EXERCISE » Pictures aside, write out every record exactly as it appears.

— begin SOURCE DATA —

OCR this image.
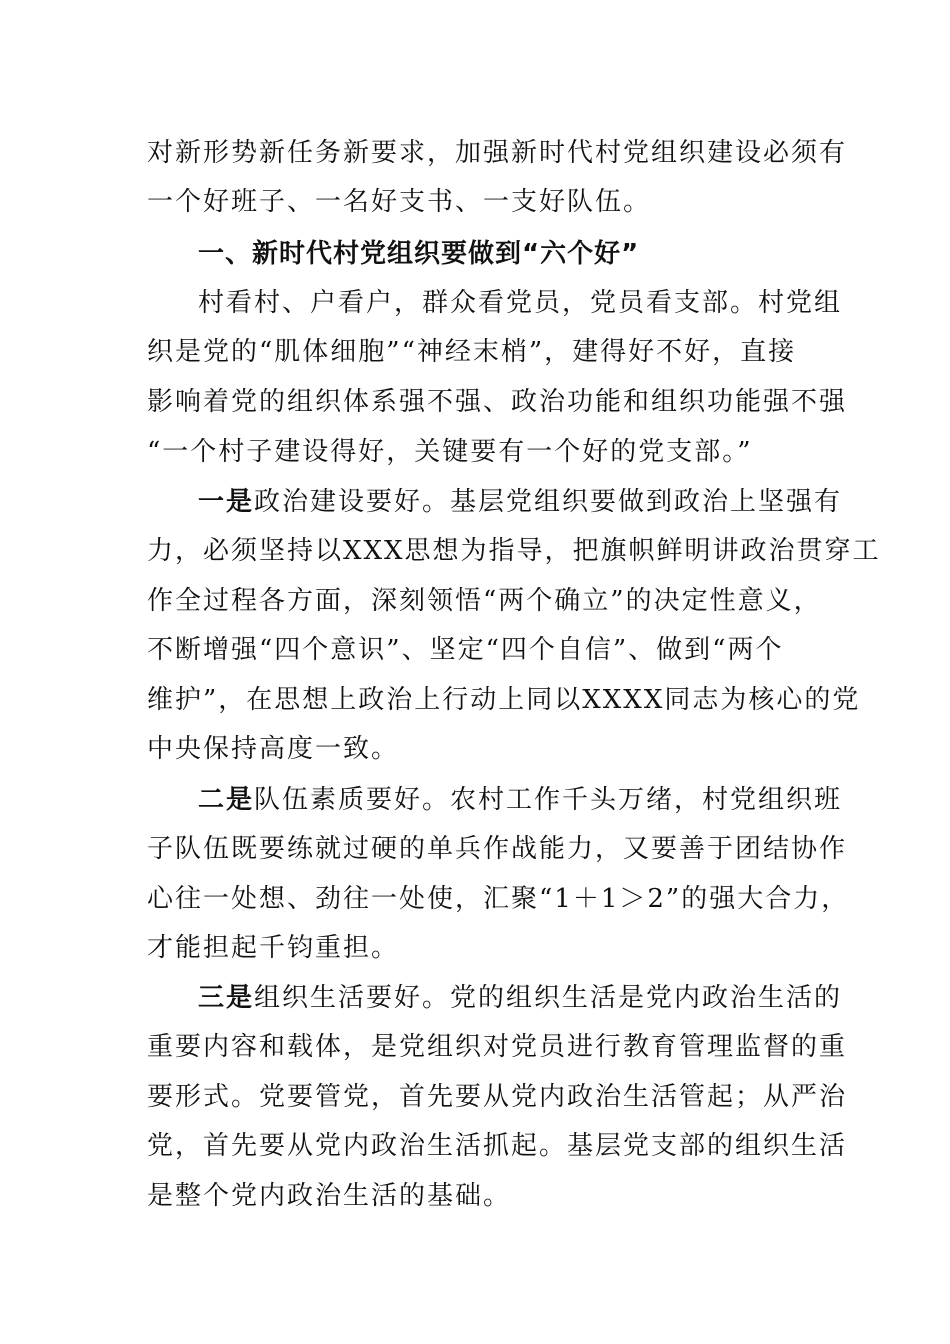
对新形势新任务新要求，加强新时代村党组织建设必须有
一个好班子、一名好支书、一支好队伍。
一、新时代村党组织要做到“六个好”
村看村、户看户，群众看党员，党员看支部。村党组
织是党的“肌体细胞”“神经末梢”，建得好不好，直接
影响着党的组织体系强不强、政治功能和组织功能强不强
“一个村子建设得好，关键要有一个好的党支部。”
一是政治建设要好。基层党组织要做到政治上坚强有
力，必须坚持以XXX思想为指导，把旗帜鲜明讲政治贯穿工
作全过程各方面，深刻领悟“两个确立”的决定性意义，
不断增强“四个意识”、坚定“四个自信”、做到“两个
维护”，在思想上政治上行动上同以XXXX同志为核心的党
中央保持高度一致。
二是队伍素质要好。农村工作千头万绪，村党组织班
子队伍既要练就过硬的单兵作战能力，又要善于团结协作
心往一处想、劲往一处使，汇聚“1＋1＞2”的强大合力，
才能担起千钧重担。
三是组织生活要好。党的组织生活是党内政治生活的
重要内容和载体，是党组织对党员进行教育管理监督的重
要形式。党要管党，首先要从党内政治生活管起；从严治
党，首先要从党内政治生活抓起。基层党支部的组织生活
是整个党内政治生活的基础。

— end SOURCE DATA —

WRITTEN ANSWER »
OCR this image.
对新形势新任务新要求，加强新时代村党组织建设必须有
一个好班子、一名好支书、一支好队伍。
一、新时代村党组织要做到“六个好”
村看村、户看户，群众看党员，党员看支部。村党组
织是党的“肌体细胞”“神经末梢”，建得好不好，直接
影响着党的组织体系强不强、政治功能和组织功能强不强
“一个村子建设得好，关键要有一个好的党支部。”
一是政治建设要好。基层党组织要做到政治上坚强有
力，必须坚持以XXX思想为指导，把旗帜鲜明讲政治贯穿工
作全过程各方面，深刻领悟“两个确立”的决定性意义，
不断增强“四个意识”、坚定“四个自信”、做到“两个
维护”，在思想上政治上行动上同以XXXX同志为核心的党
中央保持高度一致。
二是队伍素质要好。农村工作千头万绪，村党组织班
子队伍既要练就过硬的单兵作战能力，又要善于团结协作
心往一处想、劲往一处使，汇聚“1＋1＞2”的强大合力，
才能担起千钧重担。
三是组织生活要好。党的组织生活是党内政治生活的
重要内容和载体，是党组织对党员进行教育管理监督的重
要形式。党要管党，首先要从党内政治生活管起；从严治
党，首先要从党内政治生活抓起。基层党支部的组织生活
是整个党内政治生活的基础。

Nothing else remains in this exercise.